EXERCISE AIM:
Pick out every line with the word "this" and copy it.

[Collected data entries]
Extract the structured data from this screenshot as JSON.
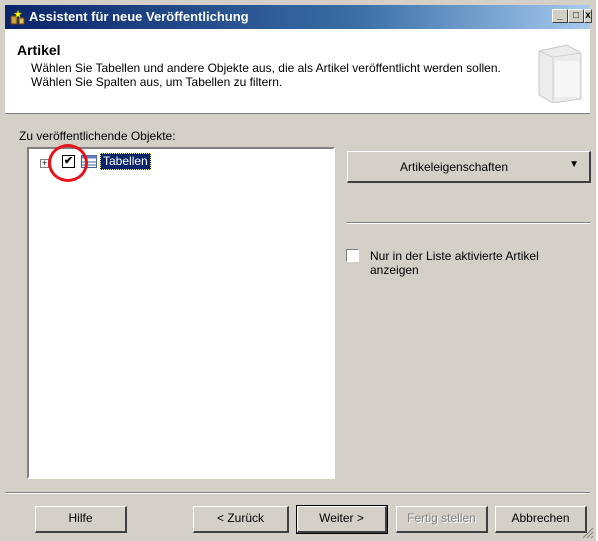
{
  "window": {
    "title": "Assistent für neue Veröffentlichung",
    "controls": {
      "minimize": "_",
      "maximize": "□",
      "close": "x"
    }
  },
  "header": {
    "title": "Artikel",
    "description": "Wählen Sie Tabellen und andere Objekte aus, die als Artikel veröffentlicht werden sollen. Wählen Sie Spalten aus, um Tabellen zu filtern."
  },
  "objects": {
    "label": "Zu veröffentlichende Objekte:",
    "tree": [
      {
        "label": "Tabellen",
        "checked": true,
        "expanded": false,
        "selected": true,
        "icon": "table-icon"
      }
    ]
  },
  "article_properties_button": {
    "label": "Artikeleigenschaften",
    "arrow": "▼"
  },
  "only_checked_option": {
    "label": "Nur in der Liste aktivierte Artikel anzeigen",
    "checked": false
  },
  "buttons": {
    "help": "Hilfe",
    "back": "< Zurück",
    "next": "Weiter >",
    "finish": "Fertig stellen",
    "cancel": "Abbrechen"
  },
  "colors": {
    "dialog_background": "#d4d0c8",
    "title_bar_start": "#0a246a",
    "title_bar_end": "#a6caf0",
    "selection": "#0a246a",
    "highlight_circle": "#e8121d"
  }
}
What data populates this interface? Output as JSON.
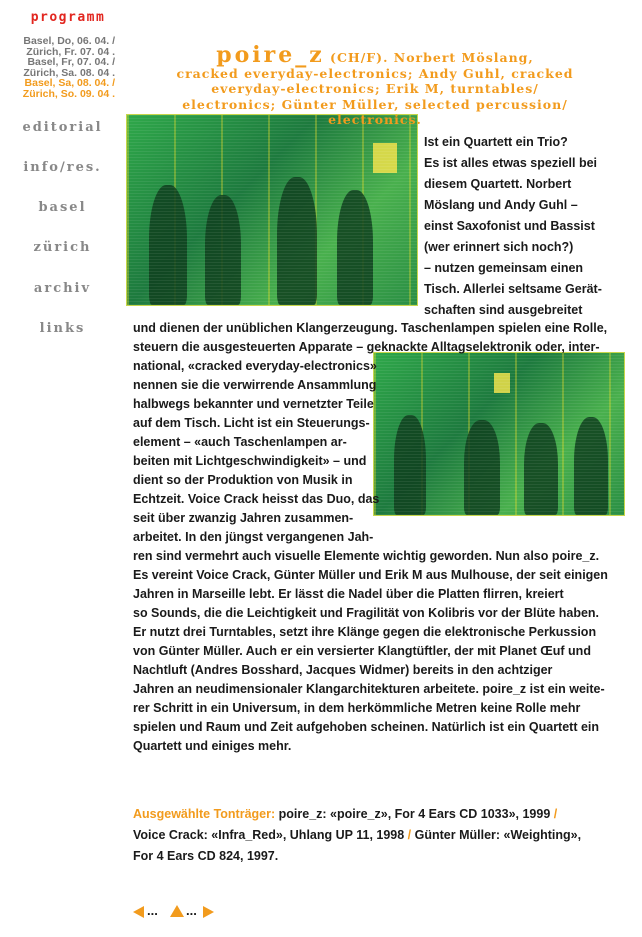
{
  "nav": {
    "title": "programm",
    "dates": [
      {
        "label": "Basel, Do, 06. 04. /",
        "active": false
      },
      {
        "label": "Zürich, Fr. 07. 04 .",
        "active": false
      },
      {
        "label": "Basel, Fr, 07. 04. /",
        "active": false
      },
      {
        "label": "Zürich, Sa. 08. 04 .",
        "active": false
      },
      {
        "label": "Basel, Sa, 08. 04. /",
        "active": true
      },
      {
        "label": "Zürich, So. 09. 04 .",
        "active": true
      }
    ],
    "menu": [
      "editorial",
      "info/res.",
      "basel",
      "zürich",
      "archiv",
      "links"
    ]
  },
  "header": {
    "title_main": "poire_z",
    "title_lines": [
      " (CH/F). Norbert Möslang,",
      "cracked everyday-electronics; Andy Guhl, cracked",
      "everyday-electronics; Erik M, turntables/",
      "electronics; Günter Müller, selected percussion/",
      "electronics."
    ]
  },
  "article": {
    "lines": [
      "Ist ein Quartett ein Trio?",
      "Es ist alles etwas speziell bei",
      "diesem Quartett. Norbert",
      "Möslang und Andy Guhl –",
      "einst Saxofonist und Bassist",
      "(wer erinnert sich noch?)",
      "– nutzen gemeinsam einen",
      "Tisch. Allerlei seltsame Gerät-",
      "schaften sind ausgebreitet",
      "und dienen der unüblichen Klangerzeugung. Taschenlampen spielen eine Rolle,",
      "steuern die ausgesteuerten Apparate – geknackte Alltagselektronik oder, inter-",
      "national, «cracked everyday-electronics»",
      "nennen sie die verwirrende Ansammlung",
      "halbwegs bekannter und vernetzter Teile",
      "auf dem Tisch. Licht ist ein Steuerungs-",
      "element – «auch Taschenlampen ar-",
      "beiten mit Lichtgeschwindigkeit» – und",
      "dient so der Produktion von Musik in",
      "Echtzeit. Voice Crack heisst das Duo, das",
      "seit über zwanzig Jahren zusammen-",
      "arbeitet. In den jüngst vergangenen Jah-",
      "ren sind vermehrt auch visuelle Elemente wichtig geworden. Nun also poire_z.",
      "Es vereint Voice Crack, Günter Müller und Erik M aus Mulhouse, der seit einigen",
      "Jahren in Marseille lebt. Er lässt die Nadel über die Platten flirren, kreiert",
      "so Sounds, die die Leichtigkeit und Fragilität von Kolibris vor der Blüte haben.",
      "Er nutzt drei Turntables, setzt ihre Klänge gegen die elektronische Perkussion",
      "von Günter Müller. Auch er ein versierter Klangtüftler, der mit Planet Œuf und",
      "Nachtluft (Andres Bosshard, Jacques Widmer) bereits in den achtziger",
      "Jahren an neudimensionaler Klangarchitekturen arbeitete. poire_z ist ein weite-",
      "rer Schritt in ein Universum, in dem herkömmliche Metren keine Rolle mehr",
      "spielen und Raum und Zeit aufgehoben scheinen. Natürlich ist ein Quartett ein",
      "Quartett und einiges mehr."
    ]
  },
  "discography": {
    "label": "Ausgewählte Tonträger:",
    "part1": " poire_z: «poire_z», For 4 Ears CD 1033», 1999 ",
    "sep": "/",
    "part2": " Voice Crack: «Infra_Red», Uhlang UP 11, 1998 ",
    "part3": " Günter Müller: «Weighting»,",
    "part4": "For 4 Ears CD 824, 1997."
  },
  "pager": {
    "dots": "..."
  },
  "colors": {
    "accent": "#f29b1d",
    "nav_title": "#e2261f",
    "nav_text": "#888888",
    "photo_tint": "#2fa84a"
  },
  "icons": [
    "arrow-left-icon",
    "arrow-up-icon",
    "arrow-right-icon"
  ]
}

WORKED SOLUTION:
Extract the structured data from this screenshot as JSON.
What data populates this interface? Output as JSON.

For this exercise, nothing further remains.